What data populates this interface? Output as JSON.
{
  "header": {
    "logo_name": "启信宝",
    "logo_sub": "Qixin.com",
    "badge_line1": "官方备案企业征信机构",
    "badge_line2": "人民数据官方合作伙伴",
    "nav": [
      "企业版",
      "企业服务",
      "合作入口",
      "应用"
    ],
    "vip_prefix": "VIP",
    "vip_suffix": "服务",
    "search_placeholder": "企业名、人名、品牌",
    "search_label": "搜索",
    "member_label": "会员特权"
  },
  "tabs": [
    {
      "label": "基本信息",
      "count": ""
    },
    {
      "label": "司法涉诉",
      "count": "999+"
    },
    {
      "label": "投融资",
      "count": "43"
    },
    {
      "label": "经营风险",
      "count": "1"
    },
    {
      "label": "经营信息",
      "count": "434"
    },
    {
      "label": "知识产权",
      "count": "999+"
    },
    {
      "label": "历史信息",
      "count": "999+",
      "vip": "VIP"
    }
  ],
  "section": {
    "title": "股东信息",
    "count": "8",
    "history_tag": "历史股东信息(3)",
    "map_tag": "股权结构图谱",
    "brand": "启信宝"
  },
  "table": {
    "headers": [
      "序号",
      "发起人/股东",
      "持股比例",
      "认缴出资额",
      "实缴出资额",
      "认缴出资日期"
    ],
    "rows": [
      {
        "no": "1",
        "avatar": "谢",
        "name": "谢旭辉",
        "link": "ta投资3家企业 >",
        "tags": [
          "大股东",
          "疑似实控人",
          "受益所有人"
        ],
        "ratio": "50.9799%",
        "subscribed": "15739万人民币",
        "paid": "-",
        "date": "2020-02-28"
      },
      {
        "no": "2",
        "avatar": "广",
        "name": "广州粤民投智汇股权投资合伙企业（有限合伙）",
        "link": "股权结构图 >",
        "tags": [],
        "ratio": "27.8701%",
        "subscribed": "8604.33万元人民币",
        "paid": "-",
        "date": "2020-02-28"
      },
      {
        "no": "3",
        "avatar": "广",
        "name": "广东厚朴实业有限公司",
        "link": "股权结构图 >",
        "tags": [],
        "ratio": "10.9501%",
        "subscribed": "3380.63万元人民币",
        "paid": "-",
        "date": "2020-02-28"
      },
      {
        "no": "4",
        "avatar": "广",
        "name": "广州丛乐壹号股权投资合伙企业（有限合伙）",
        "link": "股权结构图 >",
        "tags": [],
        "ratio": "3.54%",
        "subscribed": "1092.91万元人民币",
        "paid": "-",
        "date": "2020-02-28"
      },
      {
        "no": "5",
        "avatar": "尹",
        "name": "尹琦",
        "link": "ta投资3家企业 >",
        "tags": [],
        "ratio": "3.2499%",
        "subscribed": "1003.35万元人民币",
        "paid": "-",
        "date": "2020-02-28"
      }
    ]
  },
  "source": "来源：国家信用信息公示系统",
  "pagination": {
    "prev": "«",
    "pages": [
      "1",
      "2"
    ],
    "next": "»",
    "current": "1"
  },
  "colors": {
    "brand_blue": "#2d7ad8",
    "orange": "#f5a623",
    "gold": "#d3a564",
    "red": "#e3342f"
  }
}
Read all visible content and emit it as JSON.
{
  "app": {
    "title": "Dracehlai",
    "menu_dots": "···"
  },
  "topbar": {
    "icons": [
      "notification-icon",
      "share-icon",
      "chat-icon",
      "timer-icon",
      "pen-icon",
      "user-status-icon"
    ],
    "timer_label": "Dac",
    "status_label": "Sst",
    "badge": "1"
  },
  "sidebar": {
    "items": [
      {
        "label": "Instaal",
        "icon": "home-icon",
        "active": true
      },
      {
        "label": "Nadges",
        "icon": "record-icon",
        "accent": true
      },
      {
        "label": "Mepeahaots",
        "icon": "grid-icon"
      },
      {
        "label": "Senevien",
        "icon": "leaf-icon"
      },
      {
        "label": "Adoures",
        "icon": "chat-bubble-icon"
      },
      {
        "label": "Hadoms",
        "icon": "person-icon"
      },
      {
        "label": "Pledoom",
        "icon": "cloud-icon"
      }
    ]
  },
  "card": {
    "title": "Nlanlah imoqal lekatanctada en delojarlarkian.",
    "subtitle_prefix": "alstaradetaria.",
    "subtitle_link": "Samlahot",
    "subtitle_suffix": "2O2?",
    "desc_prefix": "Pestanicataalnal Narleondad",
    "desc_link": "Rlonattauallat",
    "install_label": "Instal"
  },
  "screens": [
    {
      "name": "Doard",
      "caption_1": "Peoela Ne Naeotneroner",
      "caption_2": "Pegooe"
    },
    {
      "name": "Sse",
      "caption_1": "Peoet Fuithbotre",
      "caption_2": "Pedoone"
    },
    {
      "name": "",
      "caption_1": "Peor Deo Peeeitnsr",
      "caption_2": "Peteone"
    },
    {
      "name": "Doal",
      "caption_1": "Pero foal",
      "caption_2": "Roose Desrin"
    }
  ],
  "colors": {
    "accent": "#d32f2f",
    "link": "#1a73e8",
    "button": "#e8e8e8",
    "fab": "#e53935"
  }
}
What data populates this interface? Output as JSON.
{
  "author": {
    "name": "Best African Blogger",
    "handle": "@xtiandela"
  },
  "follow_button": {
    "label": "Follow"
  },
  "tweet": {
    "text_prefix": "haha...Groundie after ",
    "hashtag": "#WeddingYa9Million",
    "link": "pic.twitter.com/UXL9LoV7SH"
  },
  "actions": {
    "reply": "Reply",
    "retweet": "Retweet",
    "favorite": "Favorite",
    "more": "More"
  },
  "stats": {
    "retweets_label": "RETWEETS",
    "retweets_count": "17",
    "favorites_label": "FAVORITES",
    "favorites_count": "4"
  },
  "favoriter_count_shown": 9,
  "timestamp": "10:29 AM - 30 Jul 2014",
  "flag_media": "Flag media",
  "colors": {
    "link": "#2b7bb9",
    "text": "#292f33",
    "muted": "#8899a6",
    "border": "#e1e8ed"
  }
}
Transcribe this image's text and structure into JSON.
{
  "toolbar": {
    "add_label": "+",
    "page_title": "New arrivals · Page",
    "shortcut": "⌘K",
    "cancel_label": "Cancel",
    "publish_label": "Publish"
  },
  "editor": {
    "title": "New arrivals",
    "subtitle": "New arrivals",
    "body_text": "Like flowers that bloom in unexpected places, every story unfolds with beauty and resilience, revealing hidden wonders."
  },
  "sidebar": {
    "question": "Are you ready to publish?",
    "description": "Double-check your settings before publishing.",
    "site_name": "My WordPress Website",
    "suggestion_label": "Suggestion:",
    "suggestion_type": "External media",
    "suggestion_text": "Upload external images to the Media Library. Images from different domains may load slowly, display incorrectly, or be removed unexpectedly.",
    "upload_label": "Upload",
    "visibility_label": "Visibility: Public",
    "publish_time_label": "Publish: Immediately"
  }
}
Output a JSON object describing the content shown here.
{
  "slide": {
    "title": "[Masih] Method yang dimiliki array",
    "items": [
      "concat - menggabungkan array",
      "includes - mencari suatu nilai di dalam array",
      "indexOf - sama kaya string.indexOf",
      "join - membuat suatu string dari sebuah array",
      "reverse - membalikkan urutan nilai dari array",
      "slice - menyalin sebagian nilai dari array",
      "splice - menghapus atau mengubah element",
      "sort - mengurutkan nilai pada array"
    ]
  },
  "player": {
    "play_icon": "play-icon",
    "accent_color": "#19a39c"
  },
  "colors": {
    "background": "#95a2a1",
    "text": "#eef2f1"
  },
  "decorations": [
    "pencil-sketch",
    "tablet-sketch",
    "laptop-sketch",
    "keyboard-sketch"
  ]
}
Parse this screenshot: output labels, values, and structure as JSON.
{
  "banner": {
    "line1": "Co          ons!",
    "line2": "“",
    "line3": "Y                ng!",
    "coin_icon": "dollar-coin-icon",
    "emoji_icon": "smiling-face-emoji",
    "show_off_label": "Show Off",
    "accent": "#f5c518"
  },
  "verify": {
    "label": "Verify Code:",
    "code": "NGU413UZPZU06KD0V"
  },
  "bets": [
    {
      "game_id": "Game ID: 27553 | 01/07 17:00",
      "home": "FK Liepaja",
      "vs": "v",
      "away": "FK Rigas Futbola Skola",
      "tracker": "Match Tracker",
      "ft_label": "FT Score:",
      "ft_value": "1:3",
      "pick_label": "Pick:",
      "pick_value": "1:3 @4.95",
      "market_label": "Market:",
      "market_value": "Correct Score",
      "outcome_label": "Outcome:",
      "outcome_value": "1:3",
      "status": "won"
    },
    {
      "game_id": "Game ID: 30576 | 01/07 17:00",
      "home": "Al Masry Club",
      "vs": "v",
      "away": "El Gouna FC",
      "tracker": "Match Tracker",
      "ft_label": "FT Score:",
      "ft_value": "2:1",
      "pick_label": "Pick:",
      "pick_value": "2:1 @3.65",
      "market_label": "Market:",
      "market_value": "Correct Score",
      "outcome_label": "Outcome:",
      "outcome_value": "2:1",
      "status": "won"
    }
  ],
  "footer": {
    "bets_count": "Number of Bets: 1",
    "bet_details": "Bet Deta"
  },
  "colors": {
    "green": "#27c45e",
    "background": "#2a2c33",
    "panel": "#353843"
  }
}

- _WHAT YOU HAVE TO DO_
Which lines contain the word "content"? Copy each one.

- _SOLUTION TO THIS TASK_
Read all visible content and emit it as JSON.
Output a JSON object describing the content shown here.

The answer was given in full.